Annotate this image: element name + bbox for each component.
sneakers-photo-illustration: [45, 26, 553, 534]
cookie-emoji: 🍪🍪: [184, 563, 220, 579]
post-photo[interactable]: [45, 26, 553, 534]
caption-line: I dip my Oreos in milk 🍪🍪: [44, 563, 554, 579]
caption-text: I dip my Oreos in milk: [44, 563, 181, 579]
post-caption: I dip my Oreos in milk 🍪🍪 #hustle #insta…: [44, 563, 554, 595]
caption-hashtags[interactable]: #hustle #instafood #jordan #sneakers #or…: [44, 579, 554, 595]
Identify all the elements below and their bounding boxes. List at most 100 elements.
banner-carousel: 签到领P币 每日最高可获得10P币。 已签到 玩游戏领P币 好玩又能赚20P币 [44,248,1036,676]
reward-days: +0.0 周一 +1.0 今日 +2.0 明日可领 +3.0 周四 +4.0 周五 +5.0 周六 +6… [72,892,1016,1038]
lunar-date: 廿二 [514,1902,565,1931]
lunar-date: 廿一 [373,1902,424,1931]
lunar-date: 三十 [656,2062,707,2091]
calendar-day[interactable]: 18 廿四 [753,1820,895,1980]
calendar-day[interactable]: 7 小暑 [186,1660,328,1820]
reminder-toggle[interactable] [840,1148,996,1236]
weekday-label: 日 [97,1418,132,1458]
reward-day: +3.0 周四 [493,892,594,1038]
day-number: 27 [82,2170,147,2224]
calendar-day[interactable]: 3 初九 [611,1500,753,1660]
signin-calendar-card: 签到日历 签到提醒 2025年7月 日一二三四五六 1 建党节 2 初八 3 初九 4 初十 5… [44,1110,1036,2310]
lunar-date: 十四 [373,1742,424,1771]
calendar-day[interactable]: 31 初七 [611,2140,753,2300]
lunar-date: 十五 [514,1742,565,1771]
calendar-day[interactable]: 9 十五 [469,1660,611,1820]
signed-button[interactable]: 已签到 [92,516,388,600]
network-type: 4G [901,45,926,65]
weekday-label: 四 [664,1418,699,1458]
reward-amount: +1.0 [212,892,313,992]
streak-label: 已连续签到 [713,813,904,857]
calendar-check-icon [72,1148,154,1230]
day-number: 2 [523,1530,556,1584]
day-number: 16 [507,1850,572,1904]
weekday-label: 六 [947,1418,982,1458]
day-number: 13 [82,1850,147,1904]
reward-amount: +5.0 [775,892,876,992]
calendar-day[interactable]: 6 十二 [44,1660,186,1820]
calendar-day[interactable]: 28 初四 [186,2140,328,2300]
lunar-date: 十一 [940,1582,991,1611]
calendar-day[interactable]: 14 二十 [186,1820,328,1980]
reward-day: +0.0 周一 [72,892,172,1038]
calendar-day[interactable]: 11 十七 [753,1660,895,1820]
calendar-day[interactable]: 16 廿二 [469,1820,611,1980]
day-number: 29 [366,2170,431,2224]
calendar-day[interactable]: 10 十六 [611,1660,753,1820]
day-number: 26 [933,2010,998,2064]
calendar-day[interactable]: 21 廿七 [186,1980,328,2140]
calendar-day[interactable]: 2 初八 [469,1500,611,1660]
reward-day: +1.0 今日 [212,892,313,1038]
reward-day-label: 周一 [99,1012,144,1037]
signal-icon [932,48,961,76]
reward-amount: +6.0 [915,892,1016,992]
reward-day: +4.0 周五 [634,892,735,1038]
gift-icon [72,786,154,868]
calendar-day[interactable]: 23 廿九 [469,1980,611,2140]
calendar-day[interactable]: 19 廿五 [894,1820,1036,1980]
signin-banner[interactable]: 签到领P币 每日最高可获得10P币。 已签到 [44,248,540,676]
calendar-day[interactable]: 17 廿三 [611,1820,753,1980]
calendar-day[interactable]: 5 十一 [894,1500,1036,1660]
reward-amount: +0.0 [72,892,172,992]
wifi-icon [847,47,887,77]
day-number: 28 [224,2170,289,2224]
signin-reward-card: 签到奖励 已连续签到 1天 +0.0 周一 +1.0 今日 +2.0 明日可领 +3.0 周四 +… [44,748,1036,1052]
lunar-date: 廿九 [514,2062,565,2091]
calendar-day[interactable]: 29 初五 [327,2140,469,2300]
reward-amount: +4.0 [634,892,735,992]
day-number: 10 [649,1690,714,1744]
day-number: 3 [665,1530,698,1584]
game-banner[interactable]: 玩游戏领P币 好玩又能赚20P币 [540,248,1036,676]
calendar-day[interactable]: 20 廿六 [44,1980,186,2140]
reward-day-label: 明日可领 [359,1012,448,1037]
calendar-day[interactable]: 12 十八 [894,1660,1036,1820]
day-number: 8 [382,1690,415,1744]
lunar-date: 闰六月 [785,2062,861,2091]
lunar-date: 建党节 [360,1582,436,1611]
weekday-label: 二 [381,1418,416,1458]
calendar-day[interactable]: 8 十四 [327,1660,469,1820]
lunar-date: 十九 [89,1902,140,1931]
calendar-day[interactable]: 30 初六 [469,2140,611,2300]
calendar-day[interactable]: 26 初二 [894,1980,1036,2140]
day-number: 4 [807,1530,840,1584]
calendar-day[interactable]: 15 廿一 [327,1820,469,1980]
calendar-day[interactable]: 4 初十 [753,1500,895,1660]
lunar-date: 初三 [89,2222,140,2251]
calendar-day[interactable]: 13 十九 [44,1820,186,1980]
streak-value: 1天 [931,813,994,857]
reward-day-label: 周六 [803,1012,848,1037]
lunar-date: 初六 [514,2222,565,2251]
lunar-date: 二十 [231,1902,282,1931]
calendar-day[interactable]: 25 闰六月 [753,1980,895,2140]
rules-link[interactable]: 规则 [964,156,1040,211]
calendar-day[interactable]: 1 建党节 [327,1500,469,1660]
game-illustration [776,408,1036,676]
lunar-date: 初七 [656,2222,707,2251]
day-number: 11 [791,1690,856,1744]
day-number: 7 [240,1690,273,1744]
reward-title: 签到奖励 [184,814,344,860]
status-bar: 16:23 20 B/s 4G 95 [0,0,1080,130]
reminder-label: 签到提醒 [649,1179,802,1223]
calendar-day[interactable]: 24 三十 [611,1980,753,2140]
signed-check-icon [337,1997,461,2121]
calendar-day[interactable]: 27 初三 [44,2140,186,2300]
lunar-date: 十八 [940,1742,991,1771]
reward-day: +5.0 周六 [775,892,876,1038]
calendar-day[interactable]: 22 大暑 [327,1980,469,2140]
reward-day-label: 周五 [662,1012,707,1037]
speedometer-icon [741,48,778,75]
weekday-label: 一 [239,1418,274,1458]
------------
▶ YOUR INSTRUCTIONS: Reproduce, word for word, the part of the records that opens at their very first line and closes with the line containing "caption-text: I dip", including both of those lines.

▶ SOLUTION BELOW:
Annotate this image: element name + bbox for each component.
sneakers-photo-illustration: [45, 26, 553, 534]
cookie-emoji: 🍪🍪: [184, 563, 220, 579]
post-photo[interactable]: [45, 26, 553, 534]
caption-line: I dip my Oreos in milk 🍪🍪: [44, 563, 554, 579]
caption-text: I dip my Oreos in milk: [44, 563, 181, 579]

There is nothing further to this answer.